Exercise objective: Print the entries below word for word; the pictures stay out of your copy.

Dataset:
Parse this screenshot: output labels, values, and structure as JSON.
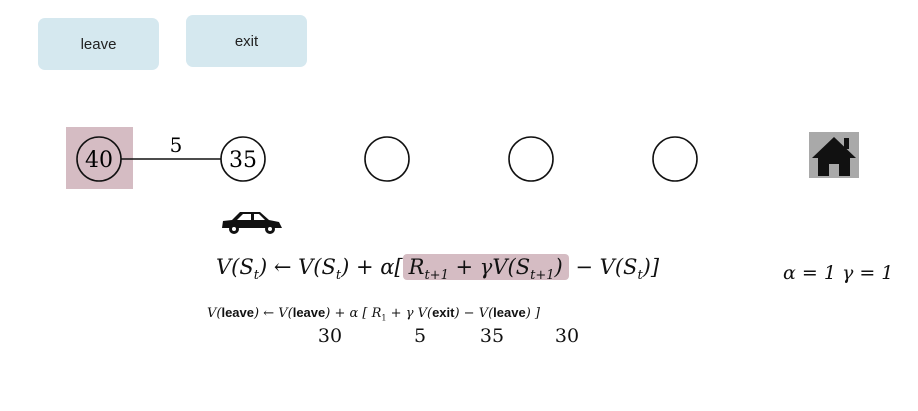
{
  "buttons": {
    "leave": "leave",
    "exit": "exit"
  },
  "edge_reward": "5",
  "states": [
    {
      "value": "40",
      "highlighted": true
    },
    {
      "value": "35",
      "highlighted": false
    },
    {
      "value": "",
      "highlighted": false
    },
    {
      "value": "",
      "highlighted": false
    },
    {
      "value": "",
      "highlighted": false
    }
  ],
  "icons": [
    "car-icon",
    "home-icon"
  ],
  "colors": {
    "button": "#d5e8ef",
    "highlight": "#d5bcc3",
    "home_bg": "#a9a9a9"
  },
  "equation": {
    "lhs": "V(S",
    "t": "t",
    "arrow_rhs": ") ← V(S",
    "plus_alpha": ") + α[",
    "R": "R",
    "t1": "t+1",
    "gamma": " + γV(S",
    "close_hl": ")",
    "minus": " − V(S",
    "end": ")]",
    "params": "α = 1  γ = 1"
  },
  "sub_equation": {
    "v1": "V(",
    "leave": "leave",
    "arrow": ") ← V(",
    "plus": ") + α  [  R",
    "one": "1",
    "gamma": " + γ  V(",
    "exit": "exit",
    "minus": ") − V(",
    "end": ") ]"
  },
  "numbers": [
    "30",
    "5",
    "35",
    "30"
  ]
}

Response to this task:
Parse this screenshot: output labels, values, and structure as JSON.
{
  "buttons": {
    "leave": "leave",
    "exit": "exit"
  },
  "edge_reward": "5",
  "states": [
    {
      "value": "40",
      "highlighted": true
    },
    {
      "value": "35",
      "highlighted": false
    },
    {
      "value": "",
      "highlighted": false
    },
    {
      "value": "",
      "highlighted": false
    },
    {
      "value": "",
      "highlighted": false
    }
  ],
  "icons": [
    "car-icon",
    "home-icon"
  ],
  "colors": {
    "button": "#d5e8ef",
    "highlight": "#d5bcc3",
    "home_bg": "#a9a9a9"
  },
  "equation": {
    "lhs": "V(S",
    "t": "t",
    "arrow_rhs": ") ← V(S",
    "plus_alpha": ") + α[",
    "R": "R",
    "t1": "t+1",
    "gamma": " + γV(S",
    "close_hl": ")",
    "minus": " − V(S",
    "end": ")]",
    "params": "α = 1  γ = 1"
  },
  "sub_equation": {
    "v1": "V(",
    "leave": "leave",
    "arrow": ") ← V(",
    "plus": ") + α  [  R",
    "one": "1",
    "gamma": " + γ  V(",
    "exit": "exit",
    "minus": ") − V(",
    "end": ") ]"
  },
  "numbers": [
    "30",
    "5",
    "35",
    "30"
  ]
}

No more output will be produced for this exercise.